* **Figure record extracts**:
========================================================================

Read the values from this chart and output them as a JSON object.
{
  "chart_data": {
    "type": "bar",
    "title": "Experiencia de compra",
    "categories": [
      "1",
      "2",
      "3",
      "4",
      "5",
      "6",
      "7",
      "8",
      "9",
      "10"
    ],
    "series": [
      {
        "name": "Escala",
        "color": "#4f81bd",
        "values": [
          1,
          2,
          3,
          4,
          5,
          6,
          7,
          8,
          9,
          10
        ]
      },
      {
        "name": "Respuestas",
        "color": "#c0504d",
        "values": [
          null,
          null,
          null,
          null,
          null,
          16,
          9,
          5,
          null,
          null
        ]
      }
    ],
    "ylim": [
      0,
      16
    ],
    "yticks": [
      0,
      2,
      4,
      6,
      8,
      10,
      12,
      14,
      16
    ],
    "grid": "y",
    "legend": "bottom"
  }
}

========================================================================

* **Goal of the exercise**: Extract all of the data shown above and repeat it verbatim.

* **Exercise answer**:
Read the values from this chart and output them as a JSON object.
{
  "chart_data": {
    "type": "bar",
    "title": "Experiencia de compra",
    "categories": [
      "1",
      "2",
      "3",
      "4",
      "5",
      "6",
      "7",
      "8",
      "9",
      "10"
    ],
    "series": [
      {
        "name": "Escala",
        "color": "#4f81bd",
        "values": [
          1,
          2,
          3,
          4,
          5,
          6,
          7,
          8,
          9,
          10
        ]
      },
      {
        "name": "Respuestas",
        "color": "#c0504d",
        "values": [
          null,
          null,
          null,
          null,
          null,
          16,
          9,
          5,
          null,
          null
        ]
      }
    ],
    "ylim": [
      0,
      16
    ],
    "yticks": [
      0,
      2,
      4,
      6,
      8,
      10,
      12,
      14,
      16
    ],
    "grid": "y",
    "legend": "bottom"
  }
}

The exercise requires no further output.